* [WHAT YOU SHOULD DO] Keep the pictures out of the copy and repeat the records exactly.
━━ PROVIDED RECORDS
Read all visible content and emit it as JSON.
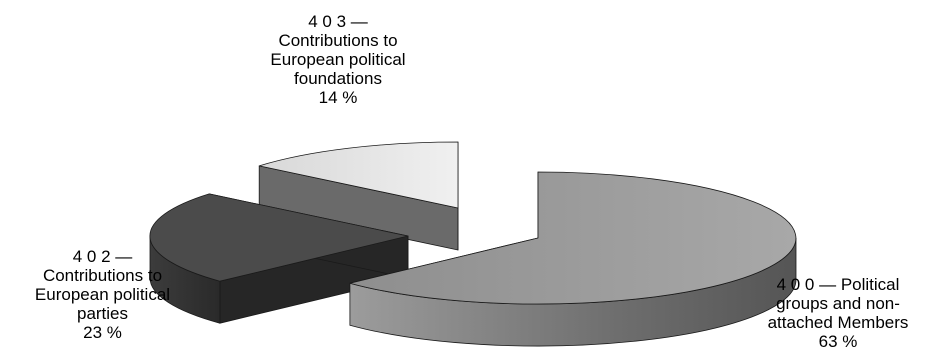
{
  "chart_data": {
    "type": "pie",
    "slices": [
      {
        "code": "4 0 0 —",
        "name": "Political groups and non-attached Members",
        "value": 63,
        "pct_label": "63 %",
        "color": "#9a9a9a"
      },
      {
        "code": "4 0 2 —",
        "name": "Contributions to European political parties",
        "value": 23,
        "pct_label": "23 %",
        "color": "#4a4a4a"
      },
      {
        "code": "4 0 3 —",
        "name": "Contributions to European political foundations",
        "value": 14,
        "pct_label": "14 %",
        "color": "#e6e6e6"
      }
    ],
    "labels": {
      "s400": {
        "lines": [
          "4 0 0 — Political",
          "groups and non-",
          "attached Members",
          "63 %"
        ]
      },
      "s402": {
        "lines": [
          "4 0 2 —",
          "Contributions to",
          "European political",
          "parties",
          "23 %"
        ]
      },
      "s403": {
        "lines": [
          "4 0 3 —",
          "Contributions to",
          "European political",
          "foundations",
          "14 %"
        ]
      }
    },
    "style": "3d-exploded"
  }
}
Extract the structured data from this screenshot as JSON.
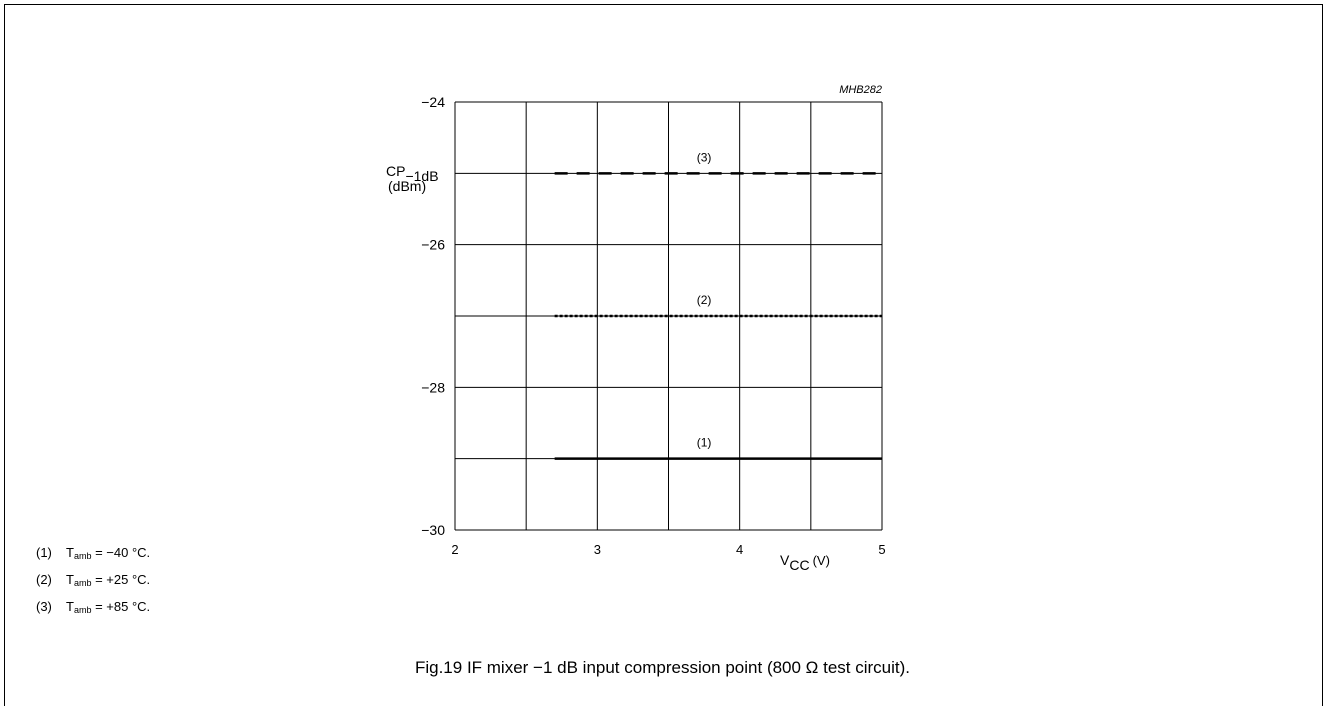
{
  "chart_data": {
    "type": "line",
    "code": "MHB282",
    "xlabel": "V",
    "xlabel_sub": "CC",
    "xlabel_unit": "(V)",
    "ylabel": "CP",
    "ylabel_sub": "−1dB",
    "ylabel_unit": "(dBm)",
    "xlim": [
      2,
      5
    ],
    "ylim": [
      -30,
      -24
    ],
    "x_ticks": [
      "2",
      "3",
      "4",
      "5"
    ],
    "y_ticks": [
      "−30",
      "−28",
      "−26",
      "−24"
    ],
    "grid": true,
    "series": [
      {
        "name": "(1)",
        "x": [
          2.7,
          5
        ],
        "y": [
          -29,
          -29
        ],
        "style": "solid"
      },
      {
        "name": "(2)",
        "x": [
          2.7,
          5
        ],
        "y": [
          -27,
          -27
        ],
        "style": "dotted"
      },
      {
        "name": "(3)",
        "x": [
          2.7,
          5
        ],
        "y": [
          -25,
          -25
        ],
        "style": "dashed"
      }
    ]
  },
  "legend": [
    {
      "num": "(1)",
      "pre": "T",
      "sub": "amb",
      "post": " = −40 °C."
    },
    {
      "num": "(2)",
      "pre": "T",
      "sub": "amb",
      "post": " = +25 °C."
    },
    {
      "num": "(3)",
      "pre": "T",
      "sub": "amb",
      "post": " = +85 °C."
    }
  ],
  "caption": "Fig.19  IF mixer −1 dB input compression point (800 Ω test circuit)."
}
━━━━
* [EXERCISE ANSWER]
Read all visible content and emit it as JSON.
{
  "chart_data": {
    "type": "pie",
    "slices": [
      {
        "code": "4 0 0 —",
        "name": "Political groups and non-attached Members",
        "value": 63,
        "pct_label": "63 %",
        "color": "#9a9a9a"
      },
      {
        "code": "4 0 2 —",
        "name": "Contributions to European political parties",
        "value": 23,
        "pct_label": "23 %",
        "color": "#4a4a4a"
      },
      {
        "code": "4 0 3 —",
        "name": "Contributions to European political foundations",
        "value": 14,
        "pct_label": "14 %",
        "color": "#e6e6e6"
      }
    ],
    "labels": {
      "s400": {
        "lines": [
          "4 0 0 — Political",
          "groups and non-",
          "attached Members",
          "63 %"
        ]
      },
      "s402": {
        "lines": [
          "4 0 2 —",
          "Contributions to",
          "European political",
          "parties",
          "23 %"
        ]
      },
      "s403": {
        "lines": [
          "4 0 3 —",
          "Contributions to",
          "European political",
          "foundations",
          "14 %"
        ]
      }
    },
    "style": "3d-exploded"
  }
}
Extract the structured data from this screenshot as JSON.
{
  "chart_data": {
    "type": "line",
    "code": "MHB282",
    "xlabel": "V",
    "xlabel_sub": "CC",
    "xlabel_unit": "(V)",
    "ylabel": "CP",
    "ylabel_sub": "−1dB",
    "ylabel_unit": "(dBm)",
    "xlim": [
      2,
      5
    ],
    "ylim": [
      -30,
      -24
    ],
    "x_ticks": [
      "2",
      "3",
      "4",
      "5"
    ],
    "y_ticks": [
      "−30",
      "−28",
      "−26",
      "−24"
    ],
    "grid": true,
    "series": [
      {
        "name": "(1)",
        "x": [
          2.7,
          5
        ],
        "y": [
          -29,
          -29
        ],
        "style": "solid"
      },
      {
        "name": "(2)",
        "x": [
          2.7,
          5
        ],
        "y": [
          -27,
          -27
        ],
        "style": "dotted"
      },
      {
        "name": "(3)",
        "x": [
          2.7,
          5
        ],
        "y": [
          -25,
          -25
        ],
        "style": "dashed"
      }
    ]
  },
  "legend": [
    {
      "num": "(1)",
      "pre": "T",
      "sub": "amb",
      "post": " = −40 °C."
    },
    {
      "num": "(2)",
      "pre": "T",
      "sub": "amb",
      "post": " = +25 °C."
    },
    {
      "num": "(3)",
      "pre": "T",
      "sub": "amb",
      "post": " = +85 °C."
    }
  ],
  "caption": "Fig.19  IF mixer −1 dB input compression point (800 Ω test circuit)."
}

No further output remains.